### Problem requirements
Write out the entries below once more, exactly, with the pictures left out.

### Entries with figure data

-- BEGIN --

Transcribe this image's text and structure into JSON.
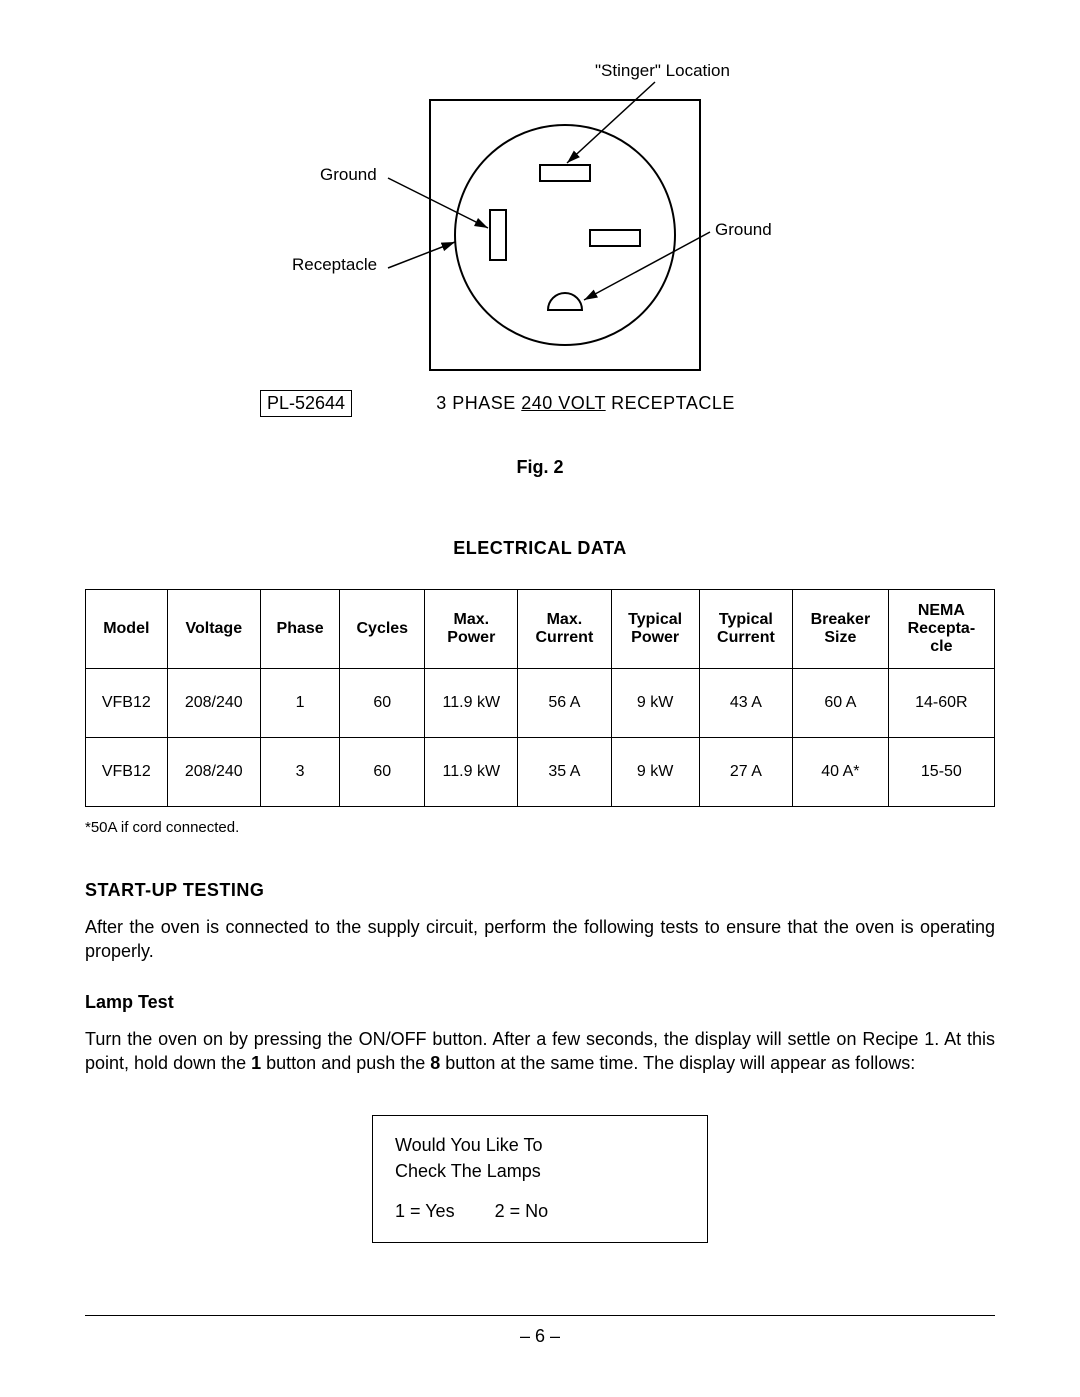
{
  "diagram": {
    "labels": {
      "stinger": "\"Stinger\" Location",
      "ground_left": "Ground",
      "ground_right": "Ground",
      "receptacle": "Receptacle"
    },
    "pl_code": "PL-52644",
    "phase_caption_pre": "3 PHASE ",
    "phase_caption_underlined": "240 VOLT",
    "phase_caption_post": " RECEPTACLE",
    "fig_label": "Fig. 2",
    "colors": {
      "stroke": "#000000",
      "bg": "#ffffff"
    }
  },
  "electrical": {
    "title": "ELECTRICAL DATA",
    "columns": [
      "Model",
      "Voltage",
      "Phase",
      "Cycles",
      "Max. Power",
      "Max. Current",
      "Typical Power",
      "Typical Current",
      "Breaker Size",
      "NEMA Recepta- cle"
    ],
    "column_headers_multiline": [
      [
        "Model"
      ],
      [
        "Voltage"
      ],
      [
        "Phase"
      ],
      [
        "Cycles"
      ],
      [
        "Max.",
        "Power"
      ],
      [
        "Max.",
        "Current"
      ],
      [
        "Typical",
        "Power"
      ],
      [
        "Typical",
        "Current"
      ],
      [
        "Breaker",
        "Size"
      ],
      [
        "NEMA",
        "Recepta-",
        "cle"
      ]
    ],
    "rows": [
      [
        "VFB12",
        "208/240",
        "1",
        "60",
        "11.9 kW",
        "56 A",
        "9 kW",
        "43 A",
        "60 A",
        "14-60R"
      ],
      [
        "VFB12",
        "208/240",
        "3",
        "60",
        "11.9 kW",
        "35 A",
        "9 kW",
        "27 A",
        "40 A*",
        "15-50"
      ]
    ],
    "footnote": "*50A if cord connected."
  },
  "startup": {
    "heading": "START-UP TESTING",
    "body": "After the oven is connected to the supply circuit, perform the following tests to ensure that the oven is operating properly."
  },
  "lamp": {
    "heading": "Lamp Test",
    "body_pre": "Turn the oven on by pressing the ON/OFF button.  After a few seconds, the display will settle on Recipe 1.  At this point, hold down the ",
    "bold1": "1",
    "body_mid": " button and push the ",
    "bold2": "8",
    "body_post": " button at the same time.  The display will appear as follows:"
  },
  "display": {
    "line1": "Would You Like To",
    "line2": "Check The Lamps",
    "opt1": "1 = Yes",
    "opt2": "2 = No"
  },
  "page_number": "– 6 –"
}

-- END --

### Complete answer
Transcribe this image's text and structure into JSON.
{
  "diagram": {
    "labels": {
      "stinger": "\"Stinger\" Location",
      "ground_left": "Ground",
      "ground_right": "Ground",
      "receptacle": "Receptacle"
    },
    "pl_code": "PL-52644",
    "phase_caption_pre": "3 PHASE ",
    "phase_caption_underlined": "240 VOLT",
    "phase_caption_post": " RECEPTACLE",
    "fig_label": "Fig. 2",
    "colors": {
      "stroke": "#000000",
      "bg": "#ffffff"
    }
  },
  "electrical": {
    "title": "ELECTRICAL DATA",
    "columns": [
      "Model",
      "Voltage",
      "Phase",
      "Cycles",
      "Max. Power",
      "Max. Current",
      "Typical Power",
      "Typical Current",
      "Breaker Size",
      "NEMA Recepta- cle"
    ],
    "column_headers_multiline": [
      [
        "Model"
      ],
      [
        "Voltage"
      ],
      [
        "Phase"
      ],
      [
        "Cycles"
      ],
      [
        "Max.",
        "Power"
      ],
      [
        "Max.",
        "Current"
      ],
      [
        "Typical",
        "Power"
      ],
      [
        "Typical",
        "Current"
      ],
      [
        "Breaker",
        "Size"
      ],
      [
        "NEMA",
        "Recepta-",
        "cle"
      ]
    ],
    "rows": [
      [
        "VFB12",
        "208/240",
        "1",
        "60",
        "11.9 kW",
        "56 A",
        "9 kW",
        "43 A",
        "60 A",
        "14-60R"
      ],
      [
        "VFB12",
        "208/240",
        "3",
        "60",
        "11.9 kW",
        "35 A",
        "9 kW",
        "27 A",
        "40 A*",
        "15-50"
      ]
    ],
    "footnote": "*50A if cord connected."
  },
  "startup": {
    "heading": "START-UP TESTING",
    "body": "After the oven is connected to the supply circuit, perform the following tests to ensure that the oven is operating properly."
  },
  "lamp": {
    "heading": "Lamp Test",
    "body_pre": "Turn the oven on by pressing the ON/OFF button.  After a few seconds, the display will settle on Recipe 1.  At this point, hold down the ",
    "bold1": "1",
    "body_mid": " button and push the ",
    "bold2": "8",
    "body_post": " button at the same time.  The display will appear as follows:"
  },
  "display": {
    "line1": "Would You Like To",
    "line2": "Check The Lamps",
    "opt1": "1 = Yes",
    "opt2": "2 = No"
  },
  "page_number": "– 6 –"
}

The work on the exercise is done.